Required work> Track down every line below that holds "bottom" and copy it.

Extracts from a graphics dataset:
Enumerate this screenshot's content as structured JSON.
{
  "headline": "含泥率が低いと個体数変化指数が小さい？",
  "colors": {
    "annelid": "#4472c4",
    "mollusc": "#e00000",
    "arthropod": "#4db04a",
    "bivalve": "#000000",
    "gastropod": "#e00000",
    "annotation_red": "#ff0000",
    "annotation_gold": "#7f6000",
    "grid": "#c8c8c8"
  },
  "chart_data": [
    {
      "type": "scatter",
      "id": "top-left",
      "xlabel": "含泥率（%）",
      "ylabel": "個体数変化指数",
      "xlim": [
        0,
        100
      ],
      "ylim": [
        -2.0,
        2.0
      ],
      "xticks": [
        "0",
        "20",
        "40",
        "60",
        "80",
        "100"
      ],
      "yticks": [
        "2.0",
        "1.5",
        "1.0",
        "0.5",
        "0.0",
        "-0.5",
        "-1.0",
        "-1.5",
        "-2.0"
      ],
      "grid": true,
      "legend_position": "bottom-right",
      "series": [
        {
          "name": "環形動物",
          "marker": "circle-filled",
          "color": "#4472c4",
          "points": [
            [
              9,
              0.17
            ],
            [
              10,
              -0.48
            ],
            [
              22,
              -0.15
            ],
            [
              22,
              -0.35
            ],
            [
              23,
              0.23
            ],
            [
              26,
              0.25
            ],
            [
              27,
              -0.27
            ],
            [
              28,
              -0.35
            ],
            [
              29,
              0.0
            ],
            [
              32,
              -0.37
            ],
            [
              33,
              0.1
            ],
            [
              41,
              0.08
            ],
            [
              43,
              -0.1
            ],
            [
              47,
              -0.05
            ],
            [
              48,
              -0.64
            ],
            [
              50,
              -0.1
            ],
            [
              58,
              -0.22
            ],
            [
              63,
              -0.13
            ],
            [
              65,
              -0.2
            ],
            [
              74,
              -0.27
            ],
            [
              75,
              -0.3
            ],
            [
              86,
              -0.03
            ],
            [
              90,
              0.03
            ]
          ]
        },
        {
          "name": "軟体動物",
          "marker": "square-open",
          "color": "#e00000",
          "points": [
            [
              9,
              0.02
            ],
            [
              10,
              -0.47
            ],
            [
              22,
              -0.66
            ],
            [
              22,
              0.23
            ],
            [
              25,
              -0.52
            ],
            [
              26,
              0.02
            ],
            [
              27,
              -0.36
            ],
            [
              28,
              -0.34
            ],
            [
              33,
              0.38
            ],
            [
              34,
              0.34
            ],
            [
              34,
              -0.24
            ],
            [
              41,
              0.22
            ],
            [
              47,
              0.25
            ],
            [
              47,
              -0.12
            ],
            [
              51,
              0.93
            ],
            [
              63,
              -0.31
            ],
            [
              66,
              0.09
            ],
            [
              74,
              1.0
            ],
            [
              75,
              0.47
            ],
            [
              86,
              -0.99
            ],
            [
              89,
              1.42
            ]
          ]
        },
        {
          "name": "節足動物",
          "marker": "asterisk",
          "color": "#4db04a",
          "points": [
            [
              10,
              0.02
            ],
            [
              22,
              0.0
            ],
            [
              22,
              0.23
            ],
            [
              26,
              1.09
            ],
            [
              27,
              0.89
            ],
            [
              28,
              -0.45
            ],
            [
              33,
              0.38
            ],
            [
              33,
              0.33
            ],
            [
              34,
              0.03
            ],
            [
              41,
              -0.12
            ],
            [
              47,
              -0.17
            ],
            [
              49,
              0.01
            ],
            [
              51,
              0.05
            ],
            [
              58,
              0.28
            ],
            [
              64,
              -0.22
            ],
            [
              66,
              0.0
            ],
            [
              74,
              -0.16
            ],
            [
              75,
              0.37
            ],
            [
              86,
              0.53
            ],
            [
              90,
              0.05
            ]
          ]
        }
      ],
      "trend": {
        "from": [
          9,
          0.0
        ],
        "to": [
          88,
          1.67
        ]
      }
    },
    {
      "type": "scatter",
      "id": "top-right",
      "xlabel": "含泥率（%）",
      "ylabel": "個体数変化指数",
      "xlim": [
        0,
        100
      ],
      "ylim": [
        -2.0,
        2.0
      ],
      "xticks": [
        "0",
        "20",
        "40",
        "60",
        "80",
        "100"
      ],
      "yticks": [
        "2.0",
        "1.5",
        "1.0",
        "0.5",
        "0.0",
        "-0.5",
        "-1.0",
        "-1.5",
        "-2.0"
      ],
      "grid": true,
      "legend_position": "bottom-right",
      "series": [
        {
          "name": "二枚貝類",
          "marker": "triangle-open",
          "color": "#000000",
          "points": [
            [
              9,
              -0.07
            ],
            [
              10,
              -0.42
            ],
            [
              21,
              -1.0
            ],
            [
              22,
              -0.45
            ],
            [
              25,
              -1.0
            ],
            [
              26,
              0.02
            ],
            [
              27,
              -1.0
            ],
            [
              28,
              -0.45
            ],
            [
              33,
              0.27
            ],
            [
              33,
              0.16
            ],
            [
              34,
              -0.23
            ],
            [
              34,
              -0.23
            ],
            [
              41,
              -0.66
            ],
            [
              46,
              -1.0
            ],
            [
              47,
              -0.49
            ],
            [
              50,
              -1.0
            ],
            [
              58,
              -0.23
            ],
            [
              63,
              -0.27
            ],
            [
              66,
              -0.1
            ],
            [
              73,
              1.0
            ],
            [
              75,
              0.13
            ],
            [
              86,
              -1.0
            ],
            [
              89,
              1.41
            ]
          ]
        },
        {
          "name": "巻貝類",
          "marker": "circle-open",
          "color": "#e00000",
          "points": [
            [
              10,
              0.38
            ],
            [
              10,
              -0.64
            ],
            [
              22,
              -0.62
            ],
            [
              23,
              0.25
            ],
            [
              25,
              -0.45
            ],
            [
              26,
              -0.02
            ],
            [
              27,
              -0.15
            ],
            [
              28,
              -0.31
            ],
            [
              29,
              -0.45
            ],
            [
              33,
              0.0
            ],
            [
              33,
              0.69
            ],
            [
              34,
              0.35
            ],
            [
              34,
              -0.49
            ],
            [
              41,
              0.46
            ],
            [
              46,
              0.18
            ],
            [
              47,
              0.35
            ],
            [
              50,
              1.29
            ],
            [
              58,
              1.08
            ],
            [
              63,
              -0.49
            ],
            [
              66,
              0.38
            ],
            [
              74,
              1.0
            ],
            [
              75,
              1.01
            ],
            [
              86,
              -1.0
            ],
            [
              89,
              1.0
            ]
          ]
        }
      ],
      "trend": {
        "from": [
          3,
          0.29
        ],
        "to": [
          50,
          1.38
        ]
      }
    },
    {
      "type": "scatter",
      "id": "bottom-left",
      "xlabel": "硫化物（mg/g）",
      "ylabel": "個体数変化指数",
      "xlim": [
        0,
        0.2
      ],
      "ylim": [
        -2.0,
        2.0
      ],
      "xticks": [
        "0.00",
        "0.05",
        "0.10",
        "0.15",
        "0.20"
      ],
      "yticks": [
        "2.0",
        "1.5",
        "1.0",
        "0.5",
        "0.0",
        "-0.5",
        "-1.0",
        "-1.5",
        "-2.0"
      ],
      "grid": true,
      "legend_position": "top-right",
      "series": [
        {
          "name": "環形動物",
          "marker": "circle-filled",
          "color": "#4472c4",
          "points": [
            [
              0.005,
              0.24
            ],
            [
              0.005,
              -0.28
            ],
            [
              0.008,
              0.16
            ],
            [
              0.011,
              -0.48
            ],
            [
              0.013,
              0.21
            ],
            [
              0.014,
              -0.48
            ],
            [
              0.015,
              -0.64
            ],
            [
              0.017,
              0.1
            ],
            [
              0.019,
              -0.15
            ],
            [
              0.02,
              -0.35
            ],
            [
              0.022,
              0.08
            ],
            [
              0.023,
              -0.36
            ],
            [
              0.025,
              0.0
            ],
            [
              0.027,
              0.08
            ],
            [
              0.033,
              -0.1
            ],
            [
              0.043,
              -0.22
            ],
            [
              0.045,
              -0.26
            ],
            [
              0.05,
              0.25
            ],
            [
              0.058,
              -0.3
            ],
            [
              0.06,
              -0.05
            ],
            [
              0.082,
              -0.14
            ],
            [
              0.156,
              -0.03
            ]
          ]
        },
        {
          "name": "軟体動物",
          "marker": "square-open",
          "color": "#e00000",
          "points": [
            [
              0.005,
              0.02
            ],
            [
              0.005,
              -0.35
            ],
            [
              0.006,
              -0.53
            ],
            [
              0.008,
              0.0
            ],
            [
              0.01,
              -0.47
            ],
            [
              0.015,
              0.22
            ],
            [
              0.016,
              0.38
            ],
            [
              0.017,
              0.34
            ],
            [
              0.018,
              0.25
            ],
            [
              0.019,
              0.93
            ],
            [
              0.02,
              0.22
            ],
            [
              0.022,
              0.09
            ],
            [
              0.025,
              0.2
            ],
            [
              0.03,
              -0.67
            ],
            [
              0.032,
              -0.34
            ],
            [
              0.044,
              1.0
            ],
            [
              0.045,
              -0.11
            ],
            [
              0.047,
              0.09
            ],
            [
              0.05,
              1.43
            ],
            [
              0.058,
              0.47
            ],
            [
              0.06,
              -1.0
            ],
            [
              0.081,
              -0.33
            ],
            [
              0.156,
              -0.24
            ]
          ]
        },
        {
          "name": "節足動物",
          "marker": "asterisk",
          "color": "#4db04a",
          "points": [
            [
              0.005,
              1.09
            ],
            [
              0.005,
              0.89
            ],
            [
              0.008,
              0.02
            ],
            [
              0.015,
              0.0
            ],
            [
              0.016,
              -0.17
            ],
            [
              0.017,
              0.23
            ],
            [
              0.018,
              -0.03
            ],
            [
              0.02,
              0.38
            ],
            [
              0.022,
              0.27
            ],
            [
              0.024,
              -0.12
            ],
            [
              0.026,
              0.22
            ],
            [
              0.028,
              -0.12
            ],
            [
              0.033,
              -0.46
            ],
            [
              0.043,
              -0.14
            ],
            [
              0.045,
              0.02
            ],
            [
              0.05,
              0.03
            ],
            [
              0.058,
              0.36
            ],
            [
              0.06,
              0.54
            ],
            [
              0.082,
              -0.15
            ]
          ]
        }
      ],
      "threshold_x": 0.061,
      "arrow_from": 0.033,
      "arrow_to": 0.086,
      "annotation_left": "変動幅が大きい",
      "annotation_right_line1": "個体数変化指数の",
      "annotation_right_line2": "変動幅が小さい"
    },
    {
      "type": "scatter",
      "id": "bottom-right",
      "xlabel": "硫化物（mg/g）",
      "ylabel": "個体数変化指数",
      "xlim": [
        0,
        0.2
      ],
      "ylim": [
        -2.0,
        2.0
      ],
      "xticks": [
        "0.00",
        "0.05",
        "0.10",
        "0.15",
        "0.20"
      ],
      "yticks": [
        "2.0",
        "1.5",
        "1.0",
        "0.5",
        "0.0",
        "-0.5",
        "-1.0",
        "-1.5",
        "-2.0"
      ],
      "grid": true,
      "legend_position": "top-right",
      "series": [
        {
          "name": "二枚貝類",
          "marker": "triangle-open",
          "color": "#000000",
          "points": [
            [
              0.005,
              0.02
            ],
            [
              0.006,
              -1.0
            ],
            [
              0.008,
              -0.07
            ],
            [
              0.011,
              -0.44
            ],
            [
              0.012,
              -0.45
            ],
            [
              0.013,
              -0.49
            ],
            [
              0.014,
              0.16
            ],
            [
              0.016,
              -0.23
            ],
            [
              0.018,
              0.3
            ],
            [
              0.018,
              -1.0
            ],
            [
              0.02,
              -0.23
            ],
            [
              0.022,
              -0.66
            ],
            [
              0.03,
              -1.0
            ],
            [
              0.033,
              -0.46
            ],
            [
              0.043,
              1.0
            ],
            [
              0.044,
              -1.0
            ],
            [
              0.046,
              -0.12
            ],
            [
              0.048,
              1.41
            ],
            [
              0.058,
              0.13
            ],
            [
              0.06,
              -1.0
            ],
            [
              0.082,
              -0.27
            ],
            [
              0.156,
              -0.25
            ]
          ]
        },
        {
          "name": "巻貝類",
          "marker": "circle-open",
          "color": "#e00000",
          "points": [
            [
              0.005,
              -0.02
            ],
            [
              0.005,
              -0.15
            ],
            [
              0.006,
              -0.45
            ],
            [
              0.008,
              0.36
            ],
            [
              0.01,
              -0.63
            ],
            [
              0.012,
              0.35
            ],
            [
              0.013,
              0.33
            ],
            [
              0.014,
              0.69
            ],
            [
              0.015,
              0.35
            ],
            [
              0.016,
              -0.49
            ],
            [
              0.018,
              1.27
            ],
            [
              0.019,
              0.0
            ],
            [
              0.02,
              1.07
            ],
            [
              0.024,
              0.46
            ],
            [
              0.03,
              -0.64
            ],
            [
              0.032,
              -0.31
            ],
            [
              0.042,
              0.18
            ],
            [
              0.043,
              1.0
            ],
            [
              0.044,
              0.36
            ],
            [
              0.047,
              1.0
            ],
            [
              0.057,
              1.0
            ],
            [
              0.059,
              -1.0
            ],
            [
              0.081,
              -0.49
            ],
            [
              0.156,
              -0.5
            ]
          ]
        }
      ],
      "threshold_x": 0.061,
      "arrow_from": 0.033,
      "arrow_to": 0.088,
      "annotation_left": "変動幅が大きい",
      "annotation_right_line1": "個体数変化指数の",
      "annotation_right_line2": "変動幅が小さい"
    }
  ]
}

Written reply>
      "legend_position": "bottom-right",
      "legend_position": "bottom-right",
      "id": "bottom-left",
      "id": "bottom-right",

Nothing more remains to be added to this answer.